**BRIEF:** Only the number is wanted: how many lines in the data contain "ontwikkeling"?

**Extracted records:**
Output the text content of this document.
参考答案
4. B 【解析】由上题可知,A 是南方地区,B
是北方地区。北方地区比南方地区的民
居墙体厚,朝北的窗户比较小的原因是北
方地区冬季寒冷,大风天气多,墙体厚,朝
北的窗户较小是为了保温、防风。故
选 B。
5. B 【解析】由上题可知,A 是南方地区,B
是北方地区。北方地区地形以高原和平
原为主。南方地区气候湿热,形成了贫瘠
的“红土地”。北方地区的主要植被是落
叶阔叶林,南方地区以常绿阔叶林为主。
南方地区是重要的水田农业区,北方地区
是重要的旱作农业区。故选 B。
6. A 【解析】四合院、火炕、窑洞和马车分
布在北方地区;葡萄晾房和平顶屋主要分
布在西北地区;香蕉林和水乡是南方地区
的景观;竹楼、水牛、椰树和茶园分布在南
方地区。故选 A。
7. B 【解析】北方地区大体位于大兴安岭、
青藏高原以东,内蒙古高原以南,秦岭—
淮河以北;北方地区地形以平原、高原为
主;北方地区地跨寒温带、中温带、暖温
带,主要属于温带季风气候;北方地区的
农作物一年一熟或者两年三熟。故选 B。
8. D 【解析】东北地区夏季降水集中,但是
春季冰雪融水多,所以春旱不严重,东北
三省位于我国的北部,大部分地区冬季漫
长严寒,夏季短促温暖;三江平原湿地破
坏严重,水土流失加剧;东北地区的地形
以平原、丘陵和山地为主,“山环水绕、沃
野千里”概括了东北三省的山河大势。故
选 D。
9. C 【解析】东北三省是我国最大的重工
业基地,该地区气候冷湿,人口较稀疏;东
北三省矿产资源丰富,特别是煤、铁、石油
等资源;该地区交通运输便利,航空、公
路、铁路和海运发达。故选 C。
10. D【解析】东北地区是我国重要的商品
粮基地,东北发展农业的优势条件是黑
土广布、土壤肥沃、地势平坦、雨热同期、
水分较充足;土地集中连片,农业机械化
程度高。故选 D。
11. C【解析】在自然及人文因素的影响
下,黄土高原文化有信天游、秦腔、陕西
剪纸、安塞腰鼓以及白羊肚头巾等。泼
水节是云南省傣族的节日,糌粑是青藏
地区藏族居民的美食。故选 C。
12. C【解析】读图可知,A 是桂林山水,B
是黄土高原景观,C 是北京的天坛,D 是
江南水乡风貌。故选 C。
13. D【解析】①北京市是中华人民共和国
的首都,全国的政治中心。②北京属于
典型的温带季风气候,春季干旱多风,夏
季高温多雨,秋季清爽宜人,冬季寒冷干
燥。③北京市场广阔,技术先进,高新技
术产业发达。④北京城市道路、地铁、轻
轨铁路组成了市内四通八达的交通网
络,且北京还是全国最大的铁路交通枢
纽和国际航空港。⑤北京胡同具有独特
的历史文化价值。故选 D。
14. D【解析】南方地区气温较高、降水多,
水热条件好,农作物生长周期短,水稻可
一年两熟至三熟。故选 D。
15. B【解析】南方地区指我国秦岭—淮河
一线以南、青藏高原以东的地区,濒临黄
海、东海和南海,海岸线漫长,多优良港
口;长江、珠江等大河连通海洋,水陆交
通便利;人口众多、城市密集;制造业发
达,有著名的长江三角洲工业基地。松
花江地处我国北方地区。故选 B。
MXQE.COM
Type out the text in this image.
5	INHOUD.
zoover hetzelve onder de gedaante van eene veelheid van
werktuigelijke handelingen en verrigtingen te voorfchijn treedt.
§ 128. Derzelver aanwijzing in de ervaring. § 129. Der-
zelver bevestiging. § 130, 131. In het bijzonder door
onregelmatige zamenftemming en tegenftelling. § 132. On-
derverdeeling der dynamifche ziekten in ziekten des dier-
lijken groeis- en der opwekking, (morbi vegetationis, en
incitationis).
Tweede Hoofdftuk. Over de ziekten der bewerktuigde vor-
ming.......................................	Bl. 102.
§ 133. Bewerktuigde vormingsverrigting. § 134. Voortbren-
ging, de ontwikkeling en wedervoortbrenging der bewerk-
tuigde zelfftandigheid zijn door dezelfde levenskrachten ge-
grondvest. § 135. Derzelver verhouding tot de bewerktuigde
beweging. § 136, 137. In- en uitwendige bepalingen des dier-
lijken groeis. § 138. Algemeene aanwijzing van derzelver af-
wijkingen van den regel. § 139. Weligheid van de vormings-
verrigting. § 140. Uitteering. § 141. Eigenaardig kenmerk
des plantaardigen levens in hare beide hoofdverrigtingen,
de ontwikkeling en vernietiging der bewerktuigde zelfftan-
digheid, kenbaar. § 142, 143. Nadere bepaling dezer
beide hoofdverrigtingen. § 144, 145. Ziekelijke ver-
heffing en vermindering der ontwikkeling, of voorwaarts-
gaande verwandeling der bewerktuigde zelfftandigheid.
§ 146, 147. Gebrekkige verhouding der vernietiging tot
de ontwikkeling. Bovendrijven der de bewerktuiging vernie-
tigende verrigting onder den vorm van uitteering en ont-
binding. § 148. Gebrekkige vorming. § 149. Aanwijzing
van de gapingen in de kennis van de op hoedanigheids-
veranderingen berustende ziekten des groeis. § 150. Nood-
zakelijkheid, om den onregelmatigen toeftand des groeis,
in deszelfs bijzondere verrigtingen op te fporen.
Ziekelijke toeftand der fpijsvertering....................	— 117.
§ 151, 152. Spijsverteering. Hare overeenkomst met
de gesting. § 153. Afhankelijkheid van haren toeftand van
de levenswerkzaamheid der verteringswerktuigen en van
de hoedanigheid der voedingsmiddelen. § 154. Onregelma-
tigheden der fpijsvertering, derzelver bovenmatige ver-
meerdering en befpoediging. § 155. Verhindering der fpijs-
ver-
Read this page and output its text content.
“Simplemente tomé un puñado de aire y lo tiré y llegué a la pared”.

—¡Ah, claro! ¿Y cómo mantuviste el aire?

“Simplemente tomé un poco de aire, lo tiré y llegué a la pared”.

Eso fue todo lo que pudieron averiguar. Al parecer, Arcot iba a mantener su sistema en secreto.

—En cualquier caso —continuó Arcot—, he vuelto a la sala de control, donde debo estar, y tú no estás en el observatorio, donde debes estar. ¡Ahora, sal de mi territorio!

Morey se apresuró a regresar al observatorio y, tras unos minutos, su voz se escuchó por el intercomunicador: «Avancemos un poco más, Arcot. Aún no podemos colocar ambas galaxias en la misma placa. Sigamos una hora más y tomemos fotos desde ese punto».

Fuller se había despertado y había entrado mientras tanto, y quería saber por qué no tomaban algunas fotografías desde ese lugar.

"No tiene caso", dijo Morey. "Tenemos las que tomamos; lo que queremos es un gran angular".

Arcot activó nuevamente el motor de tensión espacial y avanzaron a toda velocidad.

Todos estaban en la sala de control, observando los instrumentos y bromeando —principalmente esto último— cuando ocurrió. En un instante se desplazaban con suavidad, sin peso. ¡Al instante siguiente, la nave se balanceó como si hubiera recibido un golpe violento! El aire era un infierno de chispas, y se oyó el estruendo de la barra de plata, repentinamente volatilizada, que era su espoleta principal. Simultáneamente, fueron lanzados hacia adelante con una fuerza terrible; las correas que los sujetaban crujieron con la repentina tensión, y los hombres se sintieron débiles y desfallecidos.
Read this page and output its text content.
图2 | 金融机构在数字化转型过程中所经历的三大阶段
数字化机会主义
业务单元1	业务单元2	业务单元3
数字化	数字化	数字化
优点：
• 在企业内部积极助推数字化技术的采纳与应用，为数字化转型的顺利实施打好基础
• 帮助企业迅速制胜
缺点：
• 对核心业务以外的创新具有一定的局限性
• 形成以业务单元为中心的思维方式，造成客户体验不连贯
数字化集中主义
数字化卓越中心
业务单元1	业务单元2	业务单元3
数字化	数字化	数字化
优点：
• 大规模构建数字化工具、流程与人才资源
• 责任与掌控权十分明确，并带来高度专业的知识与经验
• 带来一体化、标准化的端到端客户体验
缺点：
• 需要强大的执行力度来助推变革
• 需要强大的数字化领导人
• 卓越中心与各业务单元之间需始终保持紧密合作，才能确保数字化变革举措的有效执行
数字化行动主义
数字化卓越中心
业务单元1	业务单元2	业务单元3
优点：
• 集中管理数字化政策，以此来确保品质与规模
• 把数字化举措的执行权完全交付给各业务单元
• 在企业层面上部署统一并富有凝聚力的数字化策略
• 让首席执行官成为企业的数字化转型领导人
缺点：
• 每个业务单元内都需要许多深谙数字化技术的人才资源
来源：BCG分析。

**SOLUTION TO THIS TASK:** 4